• _Rows from a layout dataset_
##############################
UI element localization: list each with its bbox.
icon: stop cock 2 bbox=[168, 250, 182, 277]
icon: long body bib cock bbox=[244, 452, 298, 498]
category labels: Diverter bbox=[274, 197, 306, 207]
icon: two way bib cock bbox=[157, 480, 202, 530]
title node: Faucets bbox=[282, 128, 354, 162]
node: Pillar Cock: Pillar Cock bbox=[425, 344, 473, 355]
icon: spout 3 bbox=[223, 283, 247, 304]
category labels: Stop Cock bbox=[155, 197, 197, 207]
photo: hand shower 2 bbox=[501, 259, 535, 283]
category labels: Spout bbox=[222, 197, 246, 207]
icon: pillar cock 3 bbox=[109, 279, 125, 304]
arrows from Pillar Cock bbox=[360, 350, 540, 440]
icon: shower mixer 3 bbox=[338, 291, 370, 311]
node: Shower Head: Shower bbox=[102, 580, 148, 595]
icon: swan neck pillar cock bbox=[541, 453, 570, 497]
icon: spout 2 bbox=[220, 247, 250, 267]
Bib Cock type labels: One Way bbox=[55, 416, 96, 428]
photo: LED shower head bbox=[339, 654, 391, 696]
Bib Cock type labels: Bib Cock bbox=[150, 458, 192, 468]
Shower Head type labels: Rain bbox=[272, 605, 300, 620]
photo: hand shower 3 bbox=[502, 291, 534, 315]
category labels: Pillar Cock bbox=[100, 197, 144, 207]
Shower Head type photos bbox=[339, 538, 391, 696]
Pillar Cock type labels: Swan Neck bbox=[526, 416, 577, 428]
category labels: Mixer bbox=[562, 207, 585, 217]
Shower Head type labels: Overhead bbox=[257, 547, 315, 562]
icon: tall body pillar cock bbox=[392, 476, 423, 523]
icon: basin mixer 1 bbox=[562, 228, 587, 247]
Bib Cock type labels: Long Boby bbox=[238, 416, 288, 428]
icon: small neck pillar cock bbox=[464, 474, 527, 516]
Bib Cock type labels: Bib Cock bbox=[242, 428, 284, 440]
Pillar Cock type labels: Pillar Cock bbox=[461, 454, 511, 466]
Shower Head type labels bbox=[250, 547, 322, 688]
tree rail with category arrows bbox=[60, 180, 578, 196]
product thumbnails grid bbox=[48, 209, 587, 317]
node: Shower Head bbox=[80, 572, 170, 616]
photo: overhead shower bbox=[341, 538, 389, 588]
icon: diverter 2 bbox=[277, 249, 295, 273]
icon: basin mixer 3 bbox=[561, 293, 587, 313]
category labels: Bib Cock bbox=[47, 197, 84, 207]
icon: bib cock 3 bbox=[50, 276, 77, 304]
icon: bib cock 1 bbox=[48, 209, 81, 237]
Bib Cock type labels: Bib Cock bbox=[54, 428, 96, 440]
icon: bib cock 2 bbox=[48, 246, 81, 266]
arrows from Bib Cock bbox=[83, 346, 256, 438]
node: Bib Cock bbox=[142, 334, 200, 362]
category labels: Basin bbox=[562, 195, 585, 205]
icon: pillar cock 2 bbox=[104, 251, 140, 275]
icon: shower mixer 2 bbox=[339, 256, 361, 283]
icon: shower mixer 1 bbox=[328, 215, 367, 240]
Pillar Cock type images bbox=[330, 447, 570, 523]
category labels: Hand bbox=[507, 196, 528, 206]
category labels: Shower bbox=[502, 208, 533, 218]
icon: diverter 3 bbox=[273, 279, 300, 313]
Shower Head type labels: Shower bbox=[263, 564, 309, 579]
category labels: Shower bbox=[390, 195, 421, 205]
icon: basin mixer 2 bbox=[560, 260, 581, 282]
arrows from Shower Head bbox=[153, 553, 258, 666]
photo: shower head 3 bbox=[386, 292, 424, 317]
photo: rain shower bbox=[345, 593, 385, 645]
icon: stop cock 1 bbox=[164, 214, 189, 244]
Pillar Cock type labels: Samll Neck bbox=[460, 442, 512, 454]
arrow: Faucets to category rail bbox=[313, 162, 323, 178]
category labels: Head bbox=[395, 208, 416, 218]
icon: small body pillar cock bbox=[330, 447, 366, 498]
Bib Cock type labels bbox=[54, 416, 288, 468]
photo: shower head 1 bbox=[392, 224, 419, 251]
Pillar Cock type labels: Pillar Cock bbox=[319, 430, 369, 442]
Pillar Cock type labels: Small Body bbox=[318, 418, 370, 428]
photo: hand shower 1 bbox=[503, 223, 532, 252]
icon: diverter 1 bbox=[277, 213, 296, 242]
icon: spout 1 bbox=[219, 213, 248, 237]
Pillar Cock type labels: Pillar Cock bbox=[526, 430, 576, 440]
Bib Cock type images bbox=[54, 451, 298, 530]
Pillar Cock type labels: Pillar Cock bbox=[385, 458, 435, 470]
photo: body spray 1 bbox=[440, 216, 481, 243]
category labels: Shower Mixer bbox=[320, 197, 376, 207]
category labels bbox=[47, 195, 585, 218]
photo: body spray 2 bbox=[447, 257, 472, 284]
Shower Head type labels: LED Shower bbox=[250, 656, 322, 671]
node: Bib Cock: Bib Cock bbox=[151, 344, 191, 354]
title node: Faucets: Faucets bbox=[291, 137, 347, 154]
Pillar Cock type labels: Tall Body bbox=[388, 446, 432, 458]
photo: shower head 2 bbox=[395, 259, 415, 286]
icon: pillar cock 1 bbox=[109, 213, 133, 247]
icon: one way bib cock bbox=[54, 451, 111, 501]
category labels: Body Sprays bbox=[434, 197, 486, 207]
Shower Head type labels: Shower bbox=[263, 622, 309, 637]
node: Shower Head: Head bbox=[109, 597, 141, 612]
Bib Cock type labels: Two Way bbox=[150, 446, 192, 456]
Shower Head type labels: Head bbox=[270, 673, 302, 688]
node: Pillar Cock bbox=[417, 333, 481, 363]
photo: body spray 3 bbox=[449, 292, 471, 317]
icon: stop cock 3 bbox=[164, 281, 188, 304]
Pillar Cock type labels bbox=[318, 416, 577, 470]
##############################
• _WHAT YOU WILL DO_
Lay out every line of the listing as a Markdown table with the columns "No." and "Line", numbering the rows in order and leaving out blank lines.

• _IN RESPONSE_
| No. | Line |
|---|---|
| 1 | UI element localization: list each with its bbox. |
| 2 | icon: stop cock 2 bbox=[168, 250, 182, 277] |
| 3 | icon: long body bib cock bbox=[244, 452, 298, 498] |
| 4 | category labels: Diverter bbox=[274, 197, 306, 207] |
| 5 | icon: two way bib cock bbox=[157, 480, 202, 530] |
| 6 | title node: Faucets bbox=[282, 128, 354, 162] |
| 7 | node: Pillar Cock: Pillar Cock bbox=[425, 344, 473, 355] |
| 8 | icon: spout 3 bbox=[223, 283, 247, 304] |
| 9 | category labels: Stop Cock bbox=[155, 197, 197, 207] |
| 10 | photo: hand shower 2 bbox=[501, 259, 535, 283] |
| 11 | category labels: Spout bbox=[222, 197, 246, 207] |
| 12 | icon: pillar cock 3 bbox=[109, 279, 125, 304] |
| 13 | arrows from Pillar Cock bbox=[360, 350, 540, 440] |
| 14 | icon: shower mixer 3 bbox=[338, 291, 370, 311] |
| 15 | node: Shower Head: Shower bbox=[102, 580, 148, 595] |
| 16 | icon: swan neck pillar cock bbox=[541, 453, 570, 497] |
| 17 | icon: spout 2 bbox=[220, 247, 250, 267] |
| 18 | Bib Cock type labels: One Way bbox=[55, 416, 96, 428] |
| 19 | photo: LED shower head bbox=[339, 654, 391, 696] |
| 20 | Bib Cock type labels: Bib Cock bbox=[150, 458, 192, 468] |
| 21 | Shower Head type labels: Rain bbox=[272, 605, 300, 620] |
| 22 | photo: hand shower 3 bbox=[502, 291, 534, 315] |
| 23 | category labels: Pillar Cock bbox=[100, 197, 144, 207] |
| 24 | Shower Head type photos bbox=[339, 538, 391, 696] |
| 25 | Pillar Cock type labels: Swan Neck bbox=[526, 416, 577, 428] |
| 26 | category labels: Mixer bbox=[562, 207, 585, 217] |
| 27 | Shower Head type labels: Overhead bbox=[257, 547, 315, 562] |
| 28 | icon: tall body pillar cock bbox=[392, 476, 423, 523] |
| 29 | icon: basin mixer 1 bbox=[562, 228, 587, 247] |
| 30 | Bib Cock type labels: Long Boby bbox=[238, 416, 288, 428] |
| 31 | icon: small neck pillar cock bbox=[464, 474, 527, 516] |
| 32 | Bib Cock type labels: Bib Cock bbox=[242, 428, 284, 440] |
| 33 | Pillar Cock type labels: Pillar Cock bbox=[461, 454, 511, 466] |
| 34 | Shower Head type labels bbox=[250, 547, 322, 688] |
| 35 | tree rail with category arrows bbox=[60, 180, 578, 196] |
| 36 | product thumbnails grid bbox=[48, 209, 587, 317] |
| 37 | node: Shower Head bbox=[80, 572, 170, 616] |
| 38 | photo: overhead shower bbox=[341, 538, 389, 588] |
| 39 | icon: diverter 2 bbox=[277, 249, 295, 273] |
| 40 | icon: basin mixer 3 bbox=[561, 293, 587, 313] |
| 41 | category labels: Bib Cock bbox=[47, 197, 84, 207] |
| 42 | icon: bib cock 3 bbox=[50, 276, 77, 304] |
| 43 | icon: bib cock 1 bbox=[48, 209, 81, 237] |
| 44 | Bib Cock type labels: Bib Cock bbox=[54, 428, 96, 440] |
| 45 | icon: bib cock 2 bbox=[48, 246, 81, 266] |
| 46 | arrows from Bib Cock bbox=[83, 346, 256, 438] |
| 47 | node: Bib Cock bbox=[142, 334, 200, 362] |
| 48 | category labels: Basin bbox=[562, 195, 585, 205] |
| 49 | icon: pillar cock 2 bbox=[104, 251, 140, 275] |
| 50 | icon: shower mixer 2 bbox=[339, 256, 361, 283] |
| 51 | icon: shower mixer 1 bbox=[328, 215, 367, 240] |
| 52 | Pillar Cock type images bbox=[330, 447, 570, 523] |
| 53 | category labels: Hand bbox=[507, 196, 528, 206] |
| 54 | category labels: Shower bbox=[502, 208, 533, 218] |
| 55 | icon: diverter 3 bbox=[273, 279, 300, 313] |
| 56 | Shower Head type labels: Shower bbox=[263, 564, 309, 579] |
| 57 | category labels: Shower bbox=[390, 195, 421, 205] |
| 58 | icon: basin mixer 2 bbox=[560, 260, 581, 282] |
| 59 | arrows from Shower Head bbox=[153, 553, 258, 666] |
| 60 | photo: shower head 3 bbox=[386, 292, 424, 317] |
| 61 | photo: rain shower bbox=[345, 593, 385, 645] |
| 62 | icon: stop cock 1 bbox=[164, 214, 189, 244] |
| 63 | Pillar Cock type labels: Samll Neck bbox=[460, 442, 512, 454] |
| 64 | arrow: Faucets to category rail bbox=[313, 162, 323, 178] |
| 65 | category labels: Head bbox=[395, 208, 416, 218] |
| 66 | icon: small body pillar cock bbox=[330, 447, 366, 498] |
| 67 | Bib Cock type labels bbox=[54, 416, 288, 468] |
| 68 | photo: shower head 1 bbox=[392, 224, 419, 251] |
| 69 | Pillar Cock type labels: Pillar Cock bbox=[319, 430, 369, 442] |
| 70 | Pillar Cock type labels: Small Body bbox=[318, 418, 370, 428] |
| 71 | photo: hand shower 1 bbox=[503, 223, 532, 252] |
| 72 | icon: diverter 1 bbox=[277, 213, 296, 242] |
| 73 | icon: spout 1 bbox=[219, 213, 248, 237] |
| 74 | Pillar Cock type labels: Pillar Cock bbox=[526, 430, 576, 440] |
| 75 | Bib Cock type images bbox=[54, 451, 298, 530] |
| 76 | Pillar Cock type labels: Pillar Cock bbox=[385, 458, 435, 470] |
| 77 | photo: body spray 1 bbox=[440, 216, 481, 243] |
| 78 | category labels: Shower Mixer bbox=[320, 197, 376, 207] |
| 79 | category labels bbox=[47, 195, 585, 218] |
| 80 | photo: body spray 2 bbox=[447, 257, 472, 284] |
| 81 | Shower Head type labels: LED Shower bbox=[250, 656, 322, 671] |
| 82 | node: Bib Cock: Bib Cock bbox=[151, 344, 191, 354] |
| 83 | title node: Faucets: Faucets bbox=[291, 137, 347, 154] |
| 84 | Pillar Cock type labels: Tall Body bbox=[388, 446, 432, 458] |
| 85 | photo: shower head 2 bbox=[395, 259, 415, 286] |
| 86 | icon: pillar cock 1 bbox=[109, 213, 133, 247] |
| 87 | icon: one way bib cock bbox=[54, 451, 111, 501] |
| 88 | category labels: Body Sprays bbox=[434, 197, 486, 207] |
| 89 | Shower Head type labels: Shower bbox=[263, 622, 309, 637] |
| 90 | node: Shower Head: Head bbox=[109, 597, 141, 612] |
| 91 | Bib Cock type labels: Two Way bbox=[150, 446, 192, 456] |
| 92 | Shower Head type labels: Head bbox=[270, 673, 302, 688] |
| 93 | node: Pillar Cock bbox=[417, 333, 481, 363] |
| 94 | photo: body spray 3 bbox=[449, 292, 471, 317] |
| 95 | icon: stop cock 3 bbox=[164, 281, 188, 304] |
| 96 | Pillar Cock type labels bbox=[318, 416, 577, 470] |